--- START OF RECORDS ---

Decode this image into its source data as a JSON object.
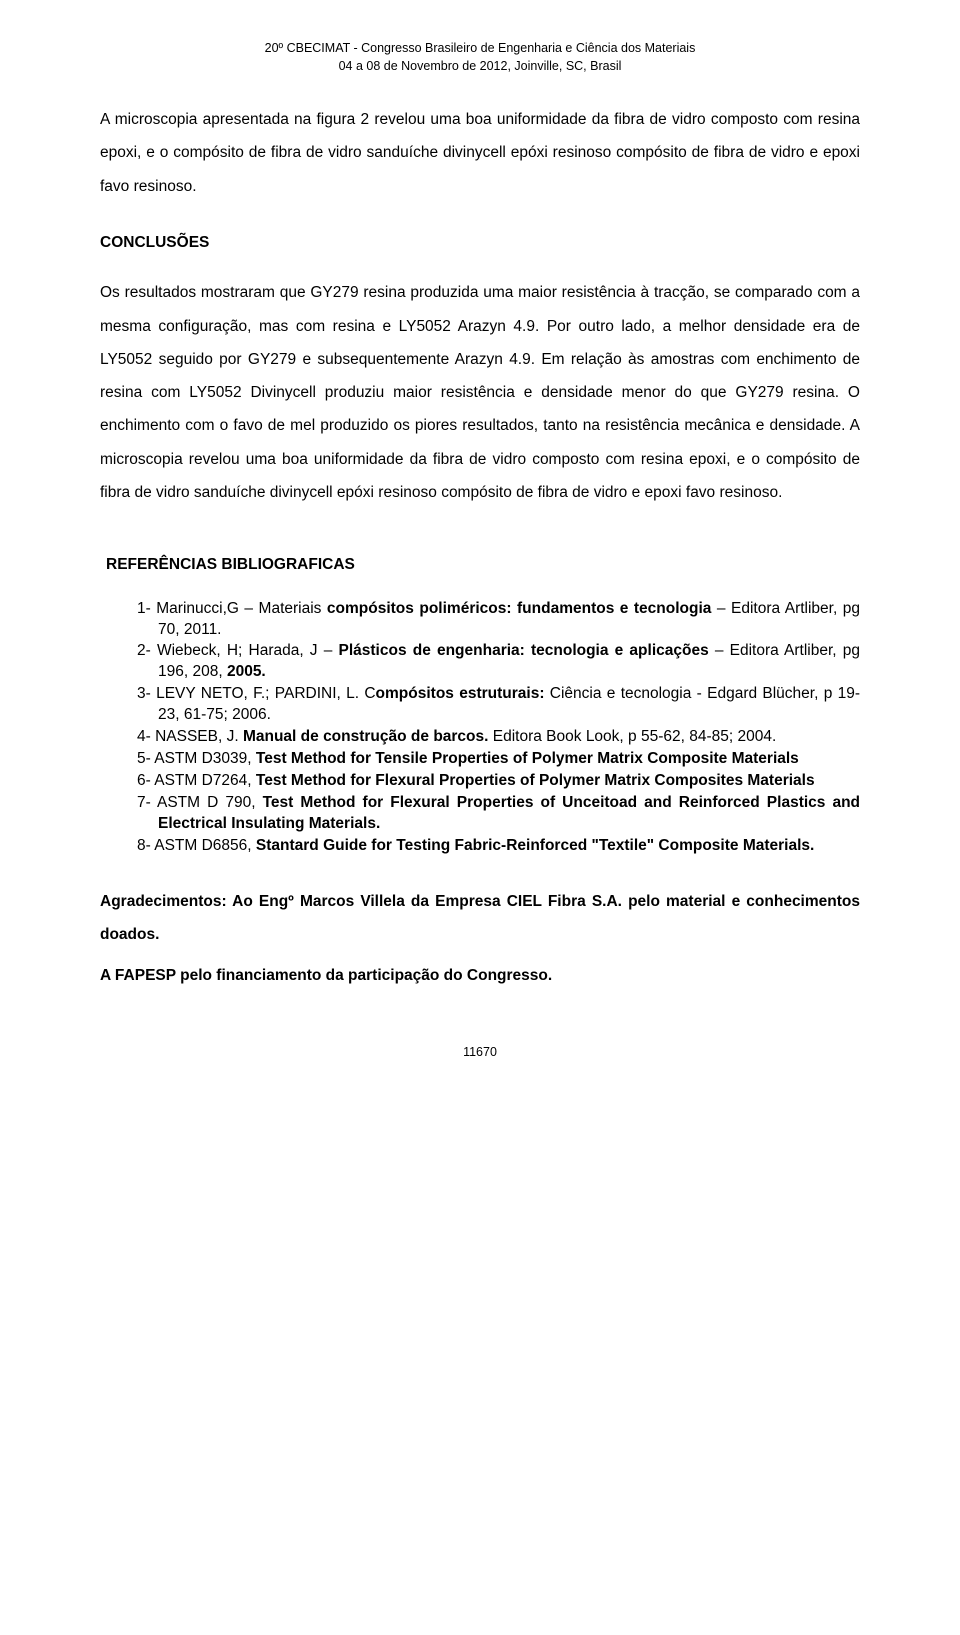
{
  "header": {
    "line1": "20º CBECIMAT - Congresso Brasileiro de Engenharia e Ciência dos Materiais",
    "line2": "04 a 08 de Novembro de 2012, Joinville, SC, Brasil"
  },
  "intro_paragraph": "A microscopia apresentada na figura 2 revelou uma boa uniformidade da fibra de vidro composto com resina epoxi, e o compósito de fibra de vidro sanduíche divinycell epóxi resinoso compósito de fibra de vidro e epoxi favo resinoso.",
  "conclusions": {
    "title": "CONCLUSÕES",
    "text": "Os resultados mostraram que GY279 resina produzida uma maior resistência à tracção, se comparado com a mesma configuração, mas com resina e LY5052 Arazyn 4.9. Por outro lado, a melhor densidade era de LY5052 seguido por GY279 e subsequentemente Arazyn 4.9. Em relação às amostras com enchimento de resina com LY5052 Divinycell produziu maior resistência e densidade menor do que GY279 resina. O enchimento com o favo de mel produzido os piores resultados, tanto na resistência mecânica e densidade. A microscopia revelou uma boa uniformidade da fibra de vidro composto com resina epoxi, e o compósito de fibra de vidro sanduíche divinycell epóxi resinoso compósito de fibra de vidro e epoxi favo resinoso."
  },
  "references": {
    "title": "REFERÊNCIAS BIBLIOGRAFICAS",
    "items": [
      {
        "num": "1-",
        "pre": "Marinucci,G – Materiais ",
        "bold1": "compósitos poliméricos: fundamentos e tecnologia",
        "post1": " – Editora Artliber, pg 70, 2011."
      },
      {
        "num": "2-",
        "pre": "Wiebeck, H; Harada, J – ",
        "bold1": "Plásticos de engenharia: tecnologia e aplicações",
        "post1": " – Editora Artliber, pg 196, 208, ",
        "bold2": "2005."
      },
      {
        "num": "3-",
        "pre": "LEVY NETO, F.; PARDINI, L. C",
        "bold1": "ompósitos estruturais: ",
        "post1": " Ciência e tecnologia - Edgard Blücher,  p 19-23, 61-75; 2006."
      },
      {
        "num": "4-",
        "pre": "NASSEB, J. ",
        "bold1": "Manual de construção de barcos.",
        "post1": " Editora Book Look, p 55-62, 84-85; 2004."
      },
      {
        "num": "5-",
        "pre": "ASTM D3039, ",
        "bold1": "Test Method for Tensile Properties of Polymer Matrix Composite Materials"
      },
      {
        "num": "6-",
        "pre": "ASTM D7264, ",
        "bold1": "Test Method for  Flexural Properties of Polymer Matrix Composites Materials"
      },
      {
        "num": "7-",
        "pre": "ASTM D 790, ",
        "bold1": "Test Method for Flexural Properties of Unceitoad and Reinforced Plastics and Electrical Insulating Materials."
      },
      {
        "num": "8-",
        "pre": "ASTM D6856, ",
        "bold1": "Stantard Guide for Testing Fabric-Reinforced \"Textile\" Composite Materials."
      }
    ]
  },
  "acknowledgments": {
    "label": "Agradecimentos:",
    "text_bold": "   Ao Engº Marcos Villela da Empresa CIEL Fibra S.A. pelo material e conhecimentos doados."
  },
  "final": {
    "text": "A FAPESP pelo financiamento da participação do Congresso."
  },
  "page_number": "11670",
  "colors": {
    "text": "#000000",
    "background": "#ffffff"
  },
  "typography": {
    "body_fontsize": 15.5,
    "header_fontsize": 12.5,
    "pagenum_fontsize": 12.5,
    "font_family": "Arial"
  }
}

--- END OF RECORDS ---

Identify which lines contain the word "pelo" and copy each one.

[THE SOLUTION]
    "text_bold": "   Ao Engº Marcos Villela da Empresa CIEL Fibra S.A. pelo material e conhecimentos doados."
    "text": "A FAPESP pelo financiamento da participação do Congresso."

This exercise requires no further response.